### Task
Reproduce every line of the data below without changing anything.
————————
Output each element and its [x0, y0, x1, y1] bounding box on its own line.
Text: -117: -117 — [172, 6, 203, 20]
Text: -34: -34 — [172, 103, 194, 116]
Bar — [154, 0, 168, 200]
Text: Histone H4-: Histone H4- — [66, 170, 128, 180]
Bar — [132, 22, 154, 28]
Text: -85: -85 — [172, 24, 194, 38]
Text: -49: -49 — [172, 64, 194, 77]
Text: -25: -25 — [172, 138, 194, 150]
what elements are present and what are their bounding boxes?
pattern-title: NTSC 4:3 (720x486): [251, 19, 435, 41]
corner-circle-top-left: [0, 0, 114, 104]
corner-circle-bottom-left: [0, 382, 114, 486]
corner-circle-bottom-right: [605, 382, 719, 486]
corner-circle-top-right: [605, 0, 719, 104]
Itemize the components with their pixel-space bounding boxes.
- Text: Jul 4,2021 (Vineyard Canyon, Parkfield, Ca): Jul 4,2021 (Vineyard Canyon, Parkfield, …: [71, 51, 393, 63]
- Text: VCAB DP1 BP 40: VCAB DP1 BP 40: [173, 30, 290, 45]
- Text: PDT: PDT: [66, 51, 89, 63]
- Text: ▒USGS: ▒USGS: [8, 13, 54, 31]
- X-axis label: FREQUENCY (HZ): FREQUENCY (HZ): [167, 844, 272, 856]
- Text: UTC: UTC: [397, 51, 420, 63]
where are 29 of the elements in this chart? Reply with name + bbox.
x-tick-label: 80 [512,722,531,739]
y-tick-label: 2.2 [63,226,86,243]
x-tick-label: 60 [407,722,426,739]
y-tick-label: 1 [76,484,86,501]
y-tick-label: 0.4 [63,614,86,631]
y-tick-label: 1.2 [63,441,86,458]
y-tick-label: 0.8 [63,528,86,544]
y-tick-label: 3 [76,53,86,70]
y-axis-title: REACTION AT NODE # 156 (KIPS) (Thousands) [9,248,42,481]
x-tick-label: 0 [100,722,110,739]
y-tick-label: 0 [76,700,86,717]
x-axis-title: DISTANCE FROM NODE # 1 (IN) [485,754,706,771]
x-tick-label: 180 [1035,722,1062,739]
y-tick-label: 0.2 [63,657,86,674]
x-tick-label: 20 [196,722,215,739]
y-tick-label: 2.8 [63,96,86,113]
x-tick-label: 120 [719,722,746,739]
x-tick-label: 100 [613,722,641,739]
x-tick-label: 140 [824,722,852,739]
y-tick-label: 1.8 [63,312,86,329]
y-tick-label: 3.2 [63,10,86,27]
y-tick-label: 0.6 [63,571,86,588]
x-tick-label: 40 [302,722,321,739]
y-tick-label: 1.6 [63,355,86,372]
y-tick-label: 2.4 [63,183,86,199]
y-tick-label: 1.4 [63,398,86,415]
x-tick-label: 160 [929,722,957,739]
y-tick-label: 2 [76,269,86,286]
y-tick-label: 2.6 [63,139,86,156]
————————
### Task response
Output each element and its [x0, y0, x1, y1] bounding box on its own line.
Text: -117: -117 — [172, 6, 203, 20]
Text: -34: -34 — [172, 103, 194, 116]
Bar — [154, 0, 168, 200]
Text: Histone H4-: Histone H4- — [66, 170, 128, 180]
Bar — [132, 22, 154, 28]
Text: -85: -85 — [172, 24, 194, 38]
Text: -49: -49 — [172, 64, 194, 77]
Text: -25: -25 — [172, 138, 194, 150]
what elements are present and what are their bounding boxes?
pattern-title: NTSC 4:3 (720x486): [251, 19, 435, 41]
corner-circle-top-left: [0, 0, 114, 104]
corner-circle-bottom-left: [0, 382, 114, 486]
corner-circle-bottom-right: [605, 382, 719, 486]
corner-circle-top-right: [605, 0, 719, 104]
Itemize the components with their pixel-space bounding boxes.
- Text: Jul 4,2021 (Vineyard Canyon, Parkfield, Ca): Jul 4,2021 (Vineyard Canyon, Parkfield, …: [71, 51, 393, 63]
- Text: VCAB DP1 BP 40: VCAB DP1 BP 40: [173, 30, 290, 45]
- Text: PDT: PDT: [66, 51, 89, 63]
- Text: ▒USGS: ▒USGS: [8, 13, 54, 31]
- X-axis label: FREQUENCY (HZ): FREQUENCY (HZ): [167, 844, 272, 856]
- Text: UTC: UTC: [397, 51, 420, 63]
where are 29 of the elements in this chart? Reply with name + bbox.
x-tick-label: 80 [512,722,531,739]
y-tick-label: 2.2 [63,226,86,243]
x-tick-label: 60 [407,722,426,739]
y-tick-label: 1 [76,484,86,501]
y-tick-label: 0.4 [63,614,86,631]
y-tick-label: 1.2 [63,441,86,458]
y-tick-label: 0.8 [63,528,86,544]
y-tick-label: 3 [76,53,86,70]
y-axis-title: REACTION AT NODE # 156 (KIPS) (Thousands) [9,248,42,481]
x-tick-label: 0 [100,722,110,739]
y-tick-label: 0 [76,700,86,717]
x-axis-title: DISTANCE FROM NODE # 1 (IN) [485,754,706,771]
x-tick-label: 180 [1035,722,1062,739]
y-tick-label: 0.2 [63,657,86,674]
x-tick-label: 20 [196,722,215,739]
y-tick-label: 2.8 [63,96,86,113]
x-tick-label: 120 [719,722,746,739]
x-tick-label: 100 [613,722,641,739]
x-tick-label: 140 [824,722,852,739]
y-tick-label: 1.8 [63,312,86,329]
y-tick-label: 3.2 [63,10,86,27]
y-tick-label: 0.6 [63,571,86,588]
x-tick-label: 40 [302,722,321,739]
y-tick-label: 1.6 [63,355,86,372]
y-tick-label: 2.4 [63,183,86,199]
y-tick-label: 1.4 [63,398,86,415]
x-tick-label: 160 [929,722,957,739]
y-tick-label: 2 [76,269,86,286]
y-tick-label: 2.6 [63,139,86,156]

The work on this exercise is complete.